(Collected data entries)
----------
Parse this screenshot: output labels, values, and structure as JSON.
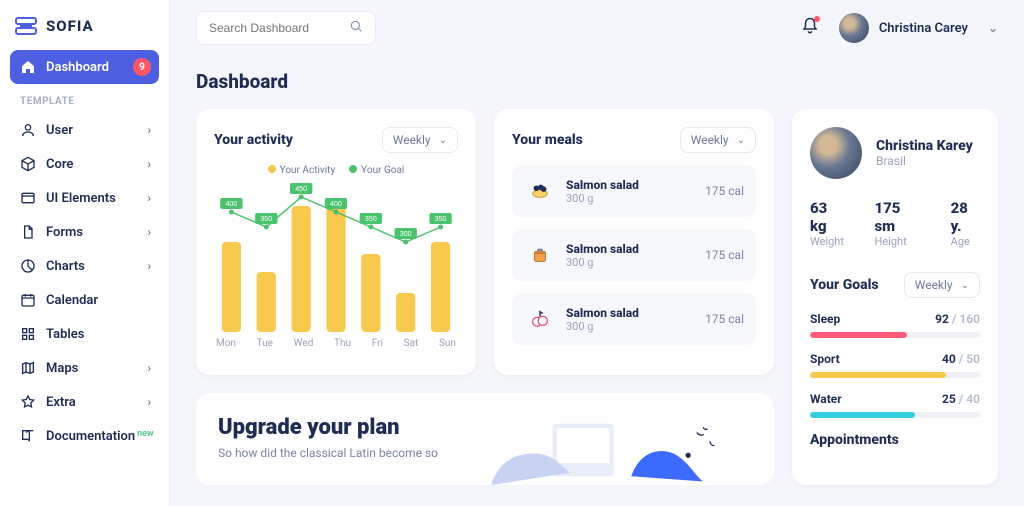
{
  "brand": "SOFIA",
  "search_placeholder": "Search Dashboard",
  "topbar": {
    "username": "Christina Carey"
  },
  "nav": {
    "active": {
      "label": "Dashboard",
      "badge": "9"
    },
    "section_label": "TEMPLATE",
    "items": [
      {
        "label": "User",
        "chevron": true
      },
      {
        "label": "Core",
        "chevron": true
      },
      {
        "label": "UI Elements",
        "chevron": true
      },
      {
        "label": "Forms",
        "chevron": true
      },
      {
        "label": "Charts",
        "chevron": true
      },
      {
        "label": "Calendar",
        "chevron": false
      },
      {
        "label": "Tables",
        "chevron": false
      },
      {
        "label": "Maps",
        "chevron": true
      },
      {
        "label": "Extra",
        "chevron": true
      },
      {
        "label": "Documentation",
        "chevron": false,
        "new": "new"
      }
    ]
  },
  "page_title": "Dashboard",
  "activity": {
    "title": "Your activity",
    "range_label": "Weekly",
    "legend_activity": "Your Activity",
    "legend_goal": "Your Goal"
  },
  "chart_data": {
    "type": "bar",
    "categories": [
      "Mon",
      "Tue",
      "Wed",
      "Thu",
      "Fri",
      "Sat",
      "Sun"
    ],
    "series": [
      {
        "name": "Your Activity",
        "values": [
          300,
          200,
          420,
          420,
          260,
          130,
          300
        ]
      },
      {
        "name": "Your Goal",
        "values": [
          400,
          350,
          450,
          400,
          350,
          300,
          350
        ]
      }
    ],
    "title": "Your activity",
    "xlabel": "",
    "ylabel": "",
    "ylim": [
      0,
      500
    ]
  },
  "meals": {
    "title": "Your meals",
    "range_label": "Weekly",
    "items": [
      {
        "name": "Salmon salad",
        "amount": "300 g",
        "cal": "175 cal"
      },
      {
        "name": "Salmon salad",
        "amount": "300 g",
        "cal": "175 cal"
      },
      {
        "name": "Salmon salad",
        "amount": "300 g",
        "cal": "175 cal"
      }
    ]
  },
  "profile": {
    "name": "Christina Karey",
    "location": "Brasil",
    "stats": [
      {
        "value": "63 kg",
        "label": "Weight"
      },
      {
        "value": "175 sm",
        "label": "Height"
      },
      {
        "value": "28 y.",
        "label": "Age"
      }
    ],
    "goals_title": "Your Goals",
    "goals_range": "Weekly",
    "goals": [
      {
        "name": "Sleep",
        "value": "92",
        "max": "160",
        "pct": 57,
        "color": "c-pink"
      },
      {
        "name": "Sport",
        "value": "40",
        "max": "50",
        "pct": 80,
        "color": "c-yellow"
      },
      {
        "name": "Water",
        "value": "25",
        "max": "40",
        "pct": 62,
        "color": "c-cyan"
      }
    ],
    "appointments_title": "Appointments"
  },
  "upgrade": {
    "title": "Upgrade your plan",
    "subtitle": "So how did the classical Latin become so"
  }
}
----------
**The request:**
Copy out all of the data word for word. Do not carry over any picture.

**Response to this exercise:**
Parse this screenshot: output labels, values, and structure as JSON.
{
  "brand": "SOFIA",
  "search_placeholder": "Search Dashboard",
  "topbar": {
    "username": "Christina Carey"
  },
  "nav": {
    "active": {
      "label": "Dashboard",
      "badge": "9"
    },
    "section_label": "TEMPLATE",
    "items": [
      {
        "label": "User",
        "chevron": true
      },
      {
        "label": "Core",
        "chevron": true
      },
      {
        "label": "UI Elements",
        "chevron": true
      },
      {
        "label": "Forms",
        "chevron": true
      },
      {
        "label": "Charts",
        "chevron": true
      },
      {
        "label": "Calendar",
        "chevron": false
      },
      {
        "label": "Tables",
        "chevron": false
      },
      {
        "label": "Maps",
        "chevron": true
      },
      {
        "label": "Extra",
        "chevron": true
      },
      {
        "label": "Documentation",
        "chevron": false,
        "new": "new"
      }
    ]
  },
  "page_title": "Dashboard",
  "activity": {
    "title": "Your activity",
    "range_label": "Weekly",
    "legend_activity": "Your Activity",
    "legend_goal": "Your Goal"
  },
  "chart_data": {
    "type": "bar",
    "categories": [
      "Mon",
      "Tue",
      "Wed",
      "Thu",
      "Fri",
      "Sat",
      "Sun"
    ],
    "series": [
      {
        "name": "Your Activity",
        "values": [
          300,
          200,
          420,
          420,
          260,
          130,
          300
        ]
      },
      {
        "name": "Your Goal",
        "values": [
          400,
          350,
          450,
          400,
          350,
          300,
          350
        ]
      }
    ],
    "title": "Your activity",
    "xlabel": "",
    "ylabel": "",
    "ylim": [
      0,
      500
    ]
  },
  "meals": {
    "title": "Your meals",
    "range_label": "Weekly",
    "items": [
      {
        "name": "Salmon salad",
        "amount": "300 g",
        "cal": "175 cal"
      },
      {
        "name": "Salmon salad",
        "amount": "300 g",
        "cal": "175 cal"
      },
      {
        "name": "Salmon salad",
        "amount": "300 g",
        "cal": "175 cal"
      }
    ]
  },
  "profile": {
    "name": "Christina Karey",
    "location": "Brasil",
    "stats": [
      {
        "value": "63 kg",
        "label": "Weight"
      },
      {
        "value": "175 sm",
        "label": "Height"
      },
      {
        "value": "28 y.",
        "label": "Age"
      }
    ],
    "goals_title": "Your Goals",
    "goals_range": "Weekly",
    "goals": [
      {
        "name": "Sleep",
        "value": "92",
        "max": "160",
        "pct": 57,
        "color": "c-pink"
      },
      {
        "name": "Sport",
        "value": "40",
        "max": "50",
        "pct": 80,
        "color": "c-yellow"
      },
      {
        "name": "Water",
        "value": "25",
        "max": "40",
        "pct": 62,
        "color": "c-cyan"
      }
    ],
    "appointments_title": "Appointments"
  },
  "upgrade": {
    "title": "Upgrade your plan",
    "subtitle": "So how did the classical Latin become so"
  }
}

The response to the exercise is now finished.